__TASK MATERIAL__
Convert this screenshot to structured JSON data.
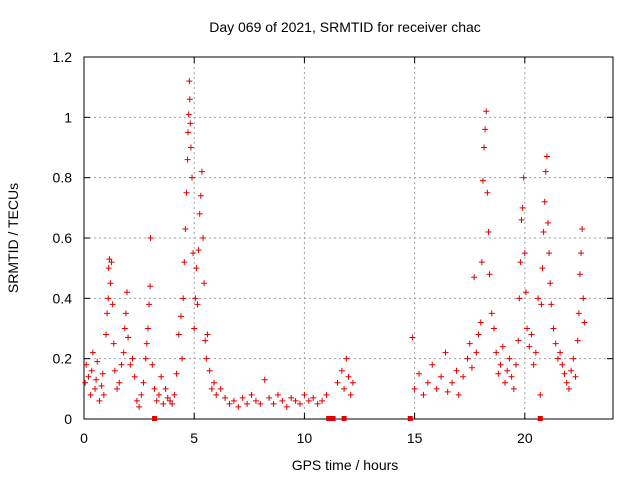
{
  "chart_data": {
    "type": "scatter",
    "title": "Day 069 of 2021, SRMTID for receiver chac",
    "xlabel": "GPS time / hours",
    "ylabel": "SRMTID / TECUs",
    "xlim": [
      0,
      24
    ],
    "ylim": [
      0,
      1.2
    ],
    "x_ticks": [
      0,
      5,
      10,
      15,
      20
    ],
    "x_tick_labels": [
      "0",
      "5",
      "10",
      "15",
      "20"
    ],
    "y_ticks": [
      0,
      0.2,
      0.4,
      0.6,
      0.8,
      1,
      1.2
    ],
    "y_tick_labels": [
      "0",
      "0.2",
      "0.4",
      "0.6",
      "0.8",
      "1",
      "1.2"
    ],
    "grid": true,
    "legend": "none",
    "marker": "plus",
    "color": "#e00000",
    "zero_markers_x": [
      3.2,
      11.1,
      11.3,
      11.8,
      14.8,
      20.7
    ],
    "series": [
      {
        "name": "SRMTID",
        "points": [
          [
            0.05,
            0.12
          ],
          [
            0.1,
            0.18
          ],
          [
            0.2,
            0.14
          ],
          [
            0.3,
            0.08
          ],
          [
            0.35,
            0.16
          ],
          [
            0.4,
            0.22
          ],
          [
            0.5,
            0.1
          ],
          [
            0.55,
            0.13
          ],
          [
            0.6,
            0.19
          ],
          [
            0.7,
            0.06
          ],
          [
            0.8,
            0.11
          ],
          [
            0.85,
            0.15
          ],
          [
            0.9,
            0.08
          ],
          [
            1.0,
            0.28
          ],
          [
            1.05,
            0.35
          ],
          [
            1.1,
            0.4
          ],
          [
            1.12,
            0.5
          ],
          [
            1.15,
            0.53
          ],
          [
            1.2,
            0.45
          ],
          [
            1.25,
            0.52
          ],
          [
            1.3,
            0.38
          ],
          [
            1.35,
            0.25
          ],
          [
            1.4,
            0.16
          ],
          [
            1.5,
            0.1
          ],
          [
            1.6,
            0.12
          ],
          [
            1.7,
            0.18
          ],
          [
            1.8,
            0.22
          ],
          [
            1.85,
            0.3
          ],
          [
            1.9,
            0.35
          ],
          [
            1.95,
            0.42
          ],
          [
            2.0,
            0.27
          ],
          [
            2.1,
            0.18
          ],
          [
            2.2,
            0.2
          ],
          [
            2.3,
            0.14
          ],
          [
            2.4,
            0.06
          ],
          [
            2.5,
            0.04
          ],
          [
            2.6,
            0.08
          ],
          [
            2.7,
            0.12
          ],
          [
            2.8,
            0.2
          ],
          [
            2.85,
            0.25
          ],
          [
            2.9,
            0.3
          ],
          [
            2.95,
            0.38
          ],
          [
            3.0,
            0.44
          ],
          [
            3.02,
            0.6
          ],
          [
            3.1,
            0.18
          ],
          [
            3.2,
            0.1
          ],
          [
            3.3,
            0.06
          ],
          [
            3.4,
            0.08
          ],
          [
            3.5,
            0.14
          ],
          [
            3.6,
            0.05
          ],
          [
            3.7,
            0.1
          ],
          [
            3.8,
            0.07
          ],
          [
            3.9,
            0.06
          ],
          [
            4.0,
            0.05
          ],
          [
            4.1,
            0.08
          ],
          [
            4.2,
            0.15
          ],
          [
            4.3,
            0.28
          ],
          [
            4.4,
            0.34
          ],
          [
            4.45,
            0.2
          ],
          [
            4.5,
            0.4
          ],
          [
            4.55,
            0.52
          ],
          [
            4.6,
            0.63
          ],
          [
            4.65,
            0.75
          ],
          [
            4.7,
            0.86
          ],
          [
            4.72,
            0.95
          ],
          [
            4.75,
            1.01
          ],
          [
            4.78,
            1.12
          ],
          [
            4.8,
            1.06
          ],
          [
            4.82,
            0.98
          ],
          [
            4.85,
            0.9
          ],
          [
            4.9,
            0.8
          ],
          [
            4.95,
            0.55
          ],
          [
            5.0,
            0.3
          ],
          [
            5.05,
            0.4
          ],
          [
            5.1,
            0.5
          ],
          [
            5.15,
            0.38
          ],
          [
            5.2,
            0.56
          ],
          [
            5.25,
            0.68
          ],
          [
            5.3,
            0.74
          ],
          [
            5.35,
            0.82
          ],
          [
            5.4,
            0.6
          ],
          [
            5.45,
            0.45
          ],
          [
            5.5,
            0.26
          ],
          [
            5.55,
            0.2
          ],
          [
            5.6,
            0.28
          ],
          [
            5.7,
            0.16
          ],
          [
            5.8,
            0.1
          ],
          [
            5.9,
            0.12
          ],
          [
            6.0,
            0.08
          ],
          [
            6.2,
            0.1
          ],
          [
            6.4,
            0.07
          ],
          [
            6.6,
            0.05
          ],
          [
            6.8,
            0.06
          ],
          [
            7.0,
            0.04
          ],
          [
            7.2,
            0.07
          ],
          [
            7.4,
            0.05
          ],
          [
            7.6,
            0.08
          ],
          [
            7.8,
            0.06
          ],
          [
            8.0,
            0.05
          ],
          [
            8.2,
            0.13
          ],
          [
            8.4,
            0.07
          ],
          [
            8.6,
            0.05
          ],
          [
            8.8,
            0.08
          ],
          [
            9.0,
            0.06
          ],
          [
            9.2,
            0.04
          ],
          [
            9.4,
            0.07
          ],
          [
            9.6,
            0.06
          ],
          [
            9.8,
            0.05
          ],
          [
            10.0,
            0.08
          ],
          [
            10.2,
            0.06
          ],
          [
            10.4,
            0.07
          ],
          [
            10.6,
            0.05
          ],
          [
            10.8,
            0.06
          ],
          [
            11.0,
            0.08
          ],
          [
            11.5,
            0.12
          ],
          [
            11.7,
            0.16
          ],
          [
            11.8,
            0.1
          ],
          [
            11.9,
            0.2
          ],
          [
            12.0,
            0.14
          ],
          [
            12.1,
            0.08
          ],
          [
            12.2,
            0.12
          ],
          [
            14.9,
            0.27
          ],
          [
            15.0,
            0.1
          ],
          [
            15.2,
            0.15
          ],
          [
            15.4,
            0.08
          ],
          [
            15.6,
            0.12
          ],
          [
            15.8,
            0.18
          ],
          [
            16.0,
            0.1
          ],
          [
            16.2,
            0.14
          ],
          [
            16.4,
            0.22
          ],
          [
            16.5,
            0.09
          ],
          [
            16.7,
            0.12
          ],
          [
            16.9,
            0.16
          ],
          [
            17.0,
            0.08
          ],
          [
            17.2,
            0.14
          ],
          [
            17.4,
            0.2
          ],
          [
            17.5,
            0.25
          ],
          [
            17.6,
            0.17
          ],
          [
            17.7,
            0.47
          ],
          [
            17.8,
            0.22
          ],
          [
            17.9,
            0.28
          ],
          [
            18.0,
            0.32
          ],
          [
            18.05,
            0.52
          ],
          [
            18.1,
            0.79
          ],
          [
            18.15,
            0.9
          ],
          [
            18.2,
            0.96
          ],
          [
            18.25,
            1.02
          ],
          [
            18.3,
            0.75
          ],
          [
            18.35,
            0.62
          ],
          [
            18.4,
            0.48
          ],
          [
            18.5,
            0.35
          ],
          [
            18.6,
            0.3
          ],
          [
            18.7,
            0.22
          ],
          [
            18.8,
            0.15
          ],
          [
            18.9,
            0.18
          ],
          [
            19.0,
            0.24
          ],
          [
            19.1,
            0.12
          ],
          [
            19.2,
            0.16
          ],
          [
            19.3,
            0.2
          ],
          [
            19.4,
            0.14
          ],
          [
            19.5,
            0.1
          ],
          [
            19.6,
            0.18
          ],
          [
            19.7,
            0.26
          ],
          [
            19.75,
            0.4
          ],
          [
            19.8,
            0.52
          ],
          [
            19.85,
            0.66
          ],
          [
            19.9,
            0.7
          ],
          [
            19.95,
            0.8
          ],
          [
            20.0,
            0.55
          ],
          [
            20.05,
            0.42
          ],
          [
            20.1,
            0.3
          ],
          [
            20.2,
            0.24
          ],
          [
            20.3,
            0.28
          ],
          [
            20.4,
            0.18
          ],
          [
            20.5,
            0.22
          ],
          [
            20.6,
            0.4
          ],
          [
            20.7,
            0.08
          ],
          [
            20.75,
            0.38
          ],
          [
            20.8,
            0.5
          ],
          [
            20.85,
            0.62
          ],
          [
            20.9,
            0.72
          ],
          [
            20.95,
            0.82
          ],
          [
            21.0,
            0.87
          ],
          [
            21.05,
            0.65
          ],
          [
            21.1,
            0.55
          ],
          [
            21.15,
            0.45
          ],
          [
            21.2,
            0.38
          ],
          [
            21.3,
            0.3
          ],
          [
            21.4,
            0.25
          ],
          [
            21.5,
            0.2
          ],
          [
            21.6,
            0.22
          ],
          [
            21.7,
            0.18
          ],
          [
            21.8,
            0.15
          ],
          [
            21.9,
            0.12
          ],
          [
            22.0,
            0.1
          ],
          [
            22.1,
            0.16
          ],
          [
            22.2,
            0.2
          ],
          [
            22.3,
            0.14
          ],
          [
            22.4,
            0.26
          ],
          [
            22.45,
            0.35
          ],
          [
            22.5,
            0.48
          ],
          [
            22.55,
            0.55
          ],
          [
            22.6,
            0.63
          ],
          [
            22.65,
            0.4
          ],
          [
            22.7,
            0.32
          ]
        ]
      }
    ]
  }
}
==
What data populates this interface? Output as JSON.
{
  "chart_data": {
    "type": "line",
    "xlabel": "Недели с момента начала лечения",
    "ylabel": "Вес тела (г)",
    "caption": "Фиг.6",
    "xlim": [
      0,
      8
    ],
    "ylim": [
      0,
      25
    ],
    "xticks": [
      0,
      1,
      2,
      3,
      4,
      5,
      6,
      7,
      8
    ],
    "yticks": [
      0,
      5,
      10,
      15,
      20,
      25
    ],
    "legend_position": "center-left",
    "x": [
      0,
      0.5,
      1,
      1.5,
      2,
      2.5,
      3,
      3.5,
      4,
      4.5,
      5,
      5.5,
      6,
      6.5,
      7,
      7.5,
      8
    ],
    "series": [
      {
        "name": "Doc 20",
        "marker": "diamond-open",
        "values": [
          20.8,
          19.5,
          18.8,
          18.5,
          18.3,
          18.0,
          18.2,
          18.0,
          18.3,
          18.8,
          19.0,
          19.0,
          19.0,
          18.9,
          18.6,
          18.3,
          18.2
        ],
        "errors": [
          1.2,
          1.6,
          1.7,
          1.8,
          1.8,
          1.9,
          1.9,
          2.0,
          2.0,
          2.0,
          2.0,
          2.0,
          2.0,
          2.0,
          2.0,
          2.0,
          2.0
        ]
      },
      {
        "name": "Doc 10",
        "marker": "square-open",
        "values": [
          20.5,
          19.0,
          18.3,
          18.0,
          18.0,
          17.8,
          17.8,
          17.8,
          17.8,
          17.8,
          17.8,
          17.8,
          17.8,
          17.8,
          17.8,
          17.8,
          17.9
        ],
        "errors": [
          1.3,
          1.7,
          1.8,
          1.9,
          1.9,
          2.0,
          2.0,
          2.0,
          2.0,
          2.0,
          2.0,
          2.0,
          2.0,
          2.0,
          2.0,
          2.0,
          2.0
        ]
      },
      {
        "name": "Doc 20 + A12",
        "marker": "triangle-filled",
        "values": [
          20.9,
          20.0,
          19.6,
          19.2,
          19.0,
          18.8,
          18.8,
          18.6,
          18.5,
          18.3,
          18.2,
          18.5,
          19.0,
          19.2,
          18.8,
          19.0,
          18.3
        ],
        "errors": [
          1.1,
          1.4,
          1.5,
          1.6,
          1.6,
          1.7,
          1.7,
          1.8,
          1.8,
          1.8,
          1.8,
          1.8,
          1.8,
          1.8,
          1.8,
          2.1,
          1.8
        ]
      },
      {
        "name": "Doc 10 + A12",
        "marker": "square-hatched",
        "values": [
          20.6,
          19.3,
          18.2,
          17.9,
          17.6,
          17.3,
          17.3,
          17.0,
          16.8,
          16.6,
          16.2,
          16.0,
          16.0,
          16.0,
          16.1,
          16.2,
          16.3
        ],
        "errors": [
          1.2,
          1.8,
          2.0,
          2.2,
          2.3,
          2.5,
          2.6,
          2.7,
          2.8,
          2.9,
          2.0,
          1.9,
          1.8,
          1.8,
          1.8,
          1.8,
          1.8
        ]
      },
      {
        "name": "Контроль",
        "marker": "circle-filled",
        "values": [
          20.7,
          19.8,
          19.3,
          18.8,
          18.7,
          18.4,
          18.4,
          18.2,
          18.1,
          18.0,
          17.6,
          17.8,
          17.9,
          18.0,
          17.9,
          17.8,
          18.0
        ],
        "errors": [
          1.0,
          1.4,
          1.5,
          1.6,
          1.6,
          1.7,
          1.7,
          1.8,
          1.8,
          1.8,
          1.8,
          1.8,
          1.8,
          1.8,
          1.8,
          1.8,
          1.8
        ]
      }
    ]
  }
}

__SET EXERCISE__
Provide only the count of lines in the material above that hold the word "filled".

__EXERCISE SOLUTION__
2